> **TASK REQUIREMENTS**
Each line containing the word "полностью" must be collected.

§

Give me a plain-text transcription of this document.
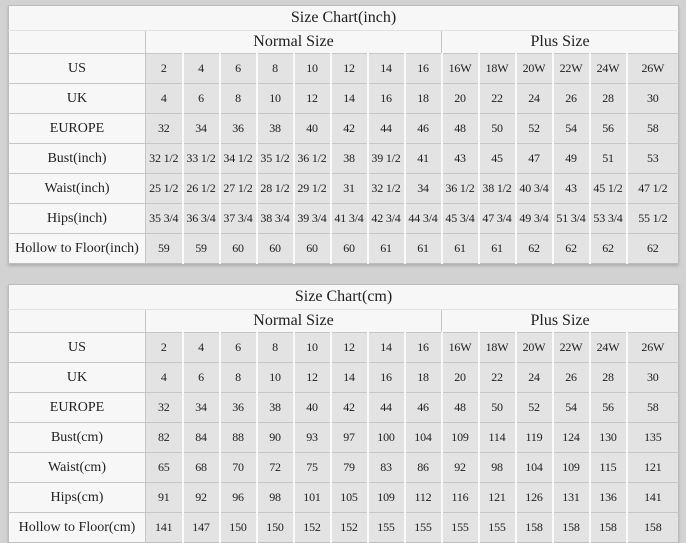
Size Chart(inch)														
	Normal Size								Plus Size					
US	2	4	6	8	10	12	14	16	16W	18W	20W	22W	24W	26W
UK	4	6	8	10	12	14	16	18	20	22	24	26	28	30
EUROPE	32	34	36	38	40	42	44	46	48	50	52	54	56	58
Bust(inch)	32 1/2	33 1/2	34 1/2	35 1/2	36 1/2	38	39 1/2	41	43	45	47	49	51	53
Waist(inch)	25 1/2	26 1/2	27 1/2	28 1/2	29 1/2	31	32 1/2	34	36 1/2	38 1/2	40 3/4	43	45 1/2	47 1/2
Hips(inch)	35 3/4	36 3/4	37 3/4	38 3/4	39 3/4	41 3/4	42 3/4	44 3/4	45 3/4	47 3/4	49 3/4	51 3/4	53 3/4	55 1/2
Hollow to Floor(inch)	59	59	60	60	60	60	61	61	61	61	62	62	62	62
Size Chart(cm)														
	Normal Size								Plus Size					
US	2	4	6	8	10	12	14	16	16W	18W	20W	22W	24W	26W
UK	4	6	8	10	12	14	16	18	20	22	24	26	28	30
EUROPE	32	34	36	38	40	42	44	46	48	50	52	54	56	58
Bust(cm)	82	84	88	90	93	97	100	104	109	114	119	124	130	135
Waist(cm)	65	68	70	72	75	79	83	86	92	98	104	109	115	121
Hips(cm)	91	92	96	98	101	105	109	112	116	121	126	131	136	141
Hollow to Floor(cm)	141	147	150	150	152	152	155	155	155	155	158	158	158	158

§

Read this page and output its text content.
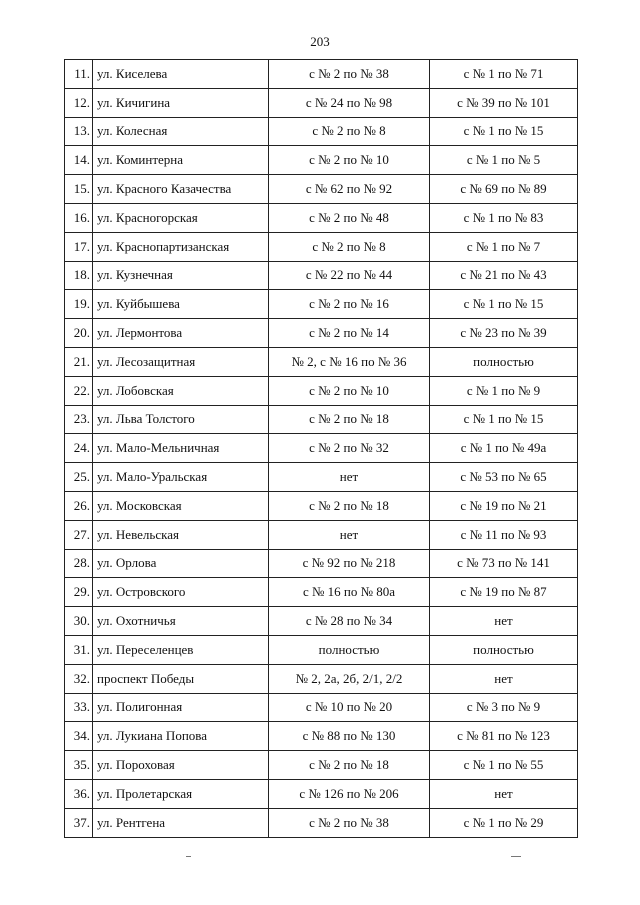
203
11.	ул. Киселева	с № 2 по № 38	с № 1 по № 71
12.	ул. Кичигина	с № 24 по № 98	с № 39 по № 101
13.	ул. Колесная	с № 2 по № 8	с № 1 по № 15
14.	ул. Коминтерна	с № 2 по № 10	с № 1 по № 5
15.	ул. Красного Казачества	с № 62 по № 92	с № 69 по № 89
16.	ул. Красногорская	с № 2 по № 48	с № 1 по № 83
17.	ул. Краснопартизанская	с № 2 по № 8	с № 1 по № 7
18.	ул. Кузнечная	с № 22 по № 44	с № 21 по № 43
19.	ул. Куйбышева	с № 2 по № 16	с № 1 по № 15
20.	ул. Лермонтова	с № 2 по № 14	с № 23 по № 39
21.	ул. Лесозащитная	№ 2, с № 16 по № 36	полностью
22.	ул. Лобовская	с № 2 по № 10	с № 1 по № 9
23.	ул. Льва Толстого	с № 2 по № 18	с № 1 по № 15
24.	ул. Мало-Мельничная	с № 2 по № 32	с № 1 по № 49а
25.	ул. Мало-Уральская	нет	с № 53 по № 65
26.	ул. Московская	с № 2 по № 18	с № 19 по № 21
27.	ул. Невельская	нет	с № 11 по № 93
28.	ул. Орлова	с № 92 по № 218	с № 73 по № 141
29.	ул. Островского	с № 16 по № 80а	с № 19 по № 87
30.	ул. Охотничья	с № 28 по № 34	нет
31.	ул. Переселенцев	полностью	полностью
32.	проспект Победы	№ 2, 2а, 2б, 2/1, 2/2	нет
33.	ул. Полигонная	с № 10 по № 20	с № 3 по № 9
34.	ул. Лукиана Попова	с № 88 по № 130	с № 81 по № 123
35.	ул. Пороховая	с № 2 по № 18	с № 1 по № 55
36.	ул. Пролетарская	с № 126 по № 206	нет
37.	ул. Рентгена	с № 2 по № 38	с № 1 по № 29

§

> **SOLUTION FOR THIS PROBLEM**
21.	ул. Лесозащитная	№ 2, с № 16 по № 36	полностью
31.	ул. Переселенцев	полностью	полностью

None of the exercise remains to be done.